▶ INSTRUCTIONS TO FOLLOW: Retype the records below exactly as they appear, but leave out any pictures.

----

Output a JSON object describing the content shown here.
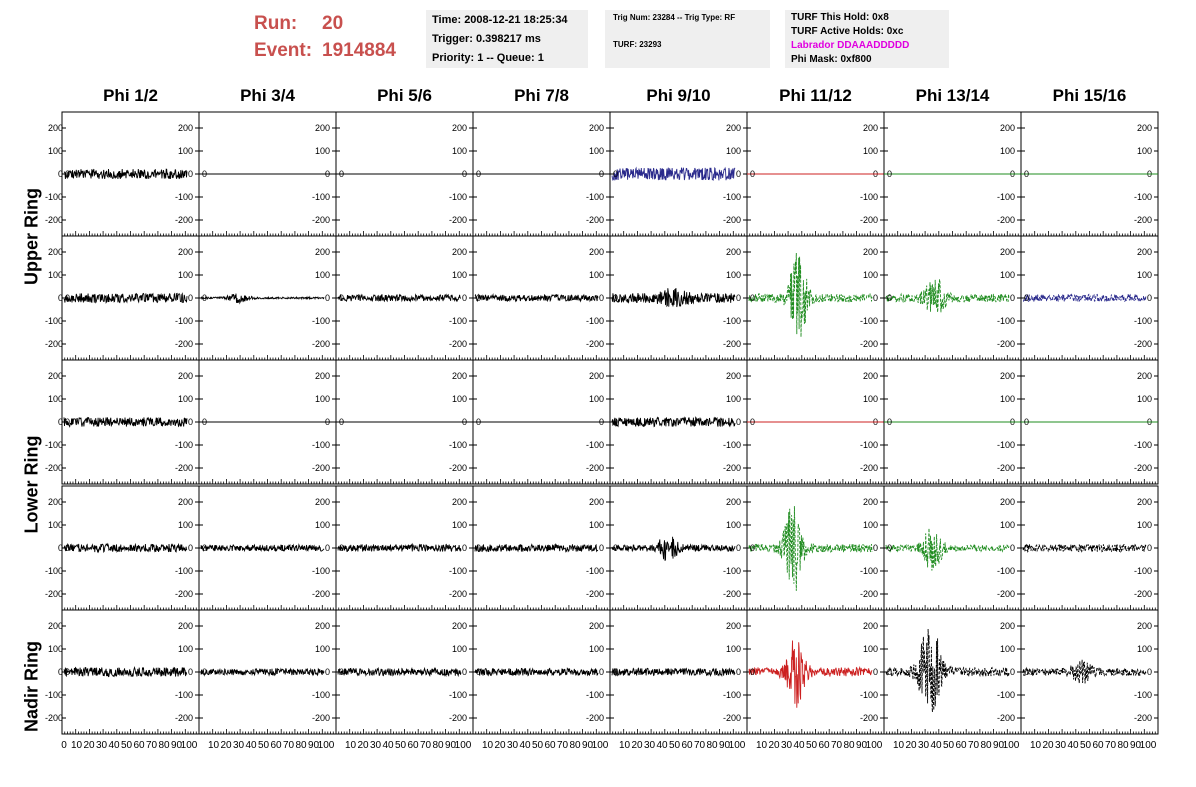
{
  "run_info": {
    "run_label": "Run:",
    "run_value": "20",
    "event_label": "Event:",
    "event_value": "1914884"
  },
  "time_box": {
    "time": "Time: 2008-12-21 18:25:34",
    "trigger": "Trigger: 0.398217 ms",
    "priority": "Priority: 1 -- Queue: 1"
  },
  "trig_box": {
    "trig": "Trig Num: 23284 -- Trig Type: RF",
    "turf": "TURF: 23293"
  },
  "turf_box": {
    "this_hold": "TURF This Hold: 0x8",
    "active_holds": "TURF Active Holds: 0xc",
    "labrador": "Labrador DDAAADDDDD",
    "phi_mask": "Phi Mask: 0xf800"
  },
  "column_headers": [
    "Phi 1/2",
    "Phi 3/4",
    "Phi 5/6",
    "Phi 7/8",
    "Phi 9/10",
    "Phi 11/12",
    "Phi 13/14",
    "Phi 15/16"
  ],
  "row_labels": {
    "upper": "Upper Ring",
    "lower": "Lower Ring",
    "nadir": "Nadir Ring"
  },
  "y_ticks": [
    "200",
    "100",
    "0",
    "-100",
    "-200"
  ],
  "x_tick_labels": [
    "0",
    "10",
    "20",
    "30",
    "40",
    "50",
    "60",
    "70",
    "80",
    "90",
    "100"
  ],
  "colors": {
    "run_text": "#c8504e",
    "black": "#000000",
    "blue": "#2a2a8c",
    "red": "#cc2020",
    "green": "#1f8c1f",
    "magenta": "#e000e0"
  },
  "panels": [
    [
      {
        "c": "black",
        "a": 22,
        "d": false
      },
      {
        "c": "black",
        "a": 0,
        "d": false
      },
      {
        "c": "black",
        "a": 0,
        "d": false
      },
      {
        "c": "black",
        "a": 0,
        "d": false
      },
      {
        "c": "blue",
        "a": 28,
        "d": false
      },
      {
        "c": "red",
        "a": 0,
        "d": false
      },
      {
        "c": "green",
        "a": 0,
        "d": false
      },
      {
        "c": "green",
        "a": 0,
        "d": false
      }
    ],
    [
      {
        "c": "black",
        "a": 20,
        "d": false
      },
      {
        "c": "black",
        "a": 4,
        "d": false,
        "burst": [
          30,
          0.12,
          18
        ]
      },
      {
        "c": "black",
        "a": 14,
        "d": false
      },
      {
        "c": "black",
        "a": 14,
        "d": false
      },
      {
        "c": "black",
        "a": 22,
        "d": false,
        "burst": [
          50,
          0.15,
          25
        ]
      },
      {
        "c": "green",
        "a": 18,
        "d": true,
        "burst": [
          40,
          0.1,
          190
        ]
      },
      {
        "c": "green",
        "a": 18,
        "d": true,
        "burst": [
          40,
          0.12,
          75
        ]
      },
      {
        "c": "blue",
        "a": 16,
        "d": true
      }
    ],
    [
      {
        "c": "black",
        "a": 20,
        "d": false
      },
      {
        "c": "black",
        "a": 0,
        "d": false
      },
      {
        "c": "black",
        "a": 0,
        "d": false
      },
      {
        "c": "black",
        "a": 0,
        "d": false
      },
      {
        "c": "black",
        "a": 20,
        "d": false
      },
      {
        "c": "red",
        "a": 0,
        "d": false
      },
      {
        "c": "green",
        "a": 0,
        "d": false
      },
      {
        "c": "green",
        "a": 0,
        "d": false
      }
    ],
    [
      {
        "c": "black",
        "a": 18,
        "d": false
      },
      {
        "c": "black",
        "a": 14,
        "d": false
      },
      {
        "c": "black",
        "a": 16,
        "d": false
      },
      {
        "c": "black",
        "a": 16,
        "d": false
      },
      {
        "c": "black",
        "a": 14,
        "d": false,
        "burst": [
          45,
          0.12,
          45
        ]
      },
      {
        "c": "green",
        "a": 18,
        "d": true,
        "burst": [
          36,
          0.1,
          200
        ]
      },
      {
        "c": "green",
        "a": 14,
        "d": true,
        "burst": [
          38,
          0.1,
          100
        ]
      },
      {
        "c": "black",
        "a": 16,
        "d": true
      }
    ],
    [
      {
        "c": "black",
        "a": 20,
        "d": false
      },
      {
        "c": "black",
        "a": 14,
        "d": false
      },
      {
        "c": "black",
        "a": 16,
        "d": false
      },
      {
        "c": "black",
        "a": 16,
        "d": false
      },
      {
        "c": "black",
        "a": 16,
        "d": false
      },
      {
        "c": "red",
        "a": 20,
        "d": false,
        "burst": [
          38,
          0.1,
          140
        ]
      },
      {
        "c": "black",
        "a": 20,
        "d": true,
        "burst": [
          36,
          0.12,
          210
        ]
      },
      {
        "c": "black",
        "a": 16,
        "d": true,
        "burst": [
          48,
          0.12,
          40
        ]
      }
    ]
  ]
}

----

▶ THE SOLUTION:
Output a JSON object describing the content shown here.
{
  "run_info": {
    "run_label": "Run:",
    "run_value": "20",
    "event_label": "Event:",
    "event_value": "1914884"
  },
  "time_box": {
    "time": "Time: 2008-12-21 18:25:34",
    "trigger": "Trigger: 0.398217 ms",
    "priority": "Priority: 1 -- Queue: 1"
  },
  "trig_box": {
    "trig": "Trig Num: 23284 -- Trig Type: RF",
    "turf": "TURF: 23293"
  },
  "turf_box": {
    "this_hold": "TURF This Hold: 0x8",
    "active_holds": "TURF Active Holds: 0xc",
    "labrador": "Labrador DDAAADDDDD",
    "phi_mask": "Phi Mask: 0xf800"
  },
  "column_headers": [
    "Phi 1/2",
    "Phi 3/4",
    "Phi 5/6",
    "Phi 7/8",
    "Phi 9/10",
    "Phi 11/12",
    "Phi 13/14",
    "Phi 15/16"
  ],
  "row_labels": {
    "upper": "Upper Ring",
    "lower": "Lower Ring",
    "nadir": "Nadir Ring"
  },
  "y_ticks": [
    "200",
    "100",
    "0",
    "-100",
    "-200"
  ],
  "x_tick_labels": [
    "0",
    "10",
    "20",
    "30",
    "40",
    "50",
    "60",
    "70",
    "80",
    "90",
    "100"
  ],
  "colors": {
    "run_text": "#c8504e",
    "black": "#000000",
    "blue": "#2a2a8c",
    "red": "#cc2020",
    "green": "#1f8c1f",
    "magenta": "#e000e0"
  },
  "panels": [
    [
      {
        "c": "black",
        "a": 22,
        "d": false
      },
      {
        "c": "black",
        "a": 0,
        "d": false
      },
      {
        "c": "black",
        "a": 0,
        "d": false
      },
      {
        "c": "black",
        "a": 0,
        "d": false
      },
      {
        "c": "blue",
        "a": 28,
        "d": false
      },
      {
        "c": "red",
        "a": 0,
        "d": false
      },
      {
        "c": "green",
        "a": 0,
        "d": false
      },
      {
        "c": "green",
        "a": 0,
        "d": false
      }
    ],
    [
      {
        "c": "black",
        "a": 20,
        "d": false
      },
      {
        "c": "black",
        "a": 4,
        "d": false,
        "burst": [
          30,
          0.12,
          18
        ]
      },
      {
        "c": "black",
        "a": 14,
        "d": false
      },
      {
        "c": "black",
        "a": 14,
        "d": false
      },
      {
        "c": "black",
        "a": 22,
        "d": false,
        "burst": [
          50,
          0.15,
          25
        ]
      },
      {
        "c": "green",
        "a": 18,
        "d": true,
        "burst": [
          40,
          0.1,
          190
        ]
      },
      {
        "c": "green",
        "a": 18,
        "d": true,
        "burst": [
          40,
          0.12,
          75
        ]
      },
      {
        "c": "blue",
        "a": 16,
        "d": true
      }
    ],
    [
      {
        "c": "black",
        "a": 20,
        "d": false
      },
      {
        "c": "black",
        "a": 0,
        "d": false
      },
      {
        "c": "black",
        "a": 0,
        "d": false
      },
      {
        "c": "black",
        "a": 0,
        "d": false
      },
      {
        "c": "black",
        "a": 20,
        "d": false
      },
      {
        "c": "red",
        "a": 0,
        "d": false
      },
      {
        "c": "green",
        "a": 0,
        "d": false
      },
      {
        "c": "green",
        "a": 0,
        "d": false
      }
    ],
    [
      {
        "c": "black",
        "a": 18,
        "d": false
      },
      {
        "c": "black",
        "a": 14,
        "d": false
      },
      {
        "c": "black",
        "a": 16,
        "d": false
      },
      {
        "c": "black",
        "a": 16,
        "d": false
      },
      {
        "c": "black",
        "a": 14,
        "d": false,
        "burst": [
          45,
          0.12,
          45
        ]
      },
      {
        "c": "green",
        "a": 18,
        "d": true,
        "burst": [
          36,
          0.1,
          200
        ]
      },
      {
        "c": "green",
        "a": 14,
        "d": true,
        "burst": [
          38,
          0.1,
          100
        ]
      },
      {
        "c": "black",
        "a": 16,
        "d": true
      }
    ],
    [
      {
        "c": "black",
        "a": 20,
        "d": false
      },
      {
        "c": "black",
        "a": 14,
        "d": false
      },
      {
        "c": "black",
        "a": 16,
        "d": false
      },
      {
        "c": "black",
        "a": 16,
        "d": false
      },
      {
        "c": "black",
        "a": 16,
        "d": false
      },
      {
        "c": "red",
        "a": 20,
        "d": false,
        "burst": [
          38,
          0.1,
          140
        ]
      },
      {
        "c": "black",
        "a": 20,
        "d": true,
        "burst": [
          36,
          0.12,
          210
        ]
      },
      {
        "c": "black",
        "a": 16,
        "d": true,
        "burst": [
          48,
          0.12,
          40
        ]
      }
    ]
  ]
}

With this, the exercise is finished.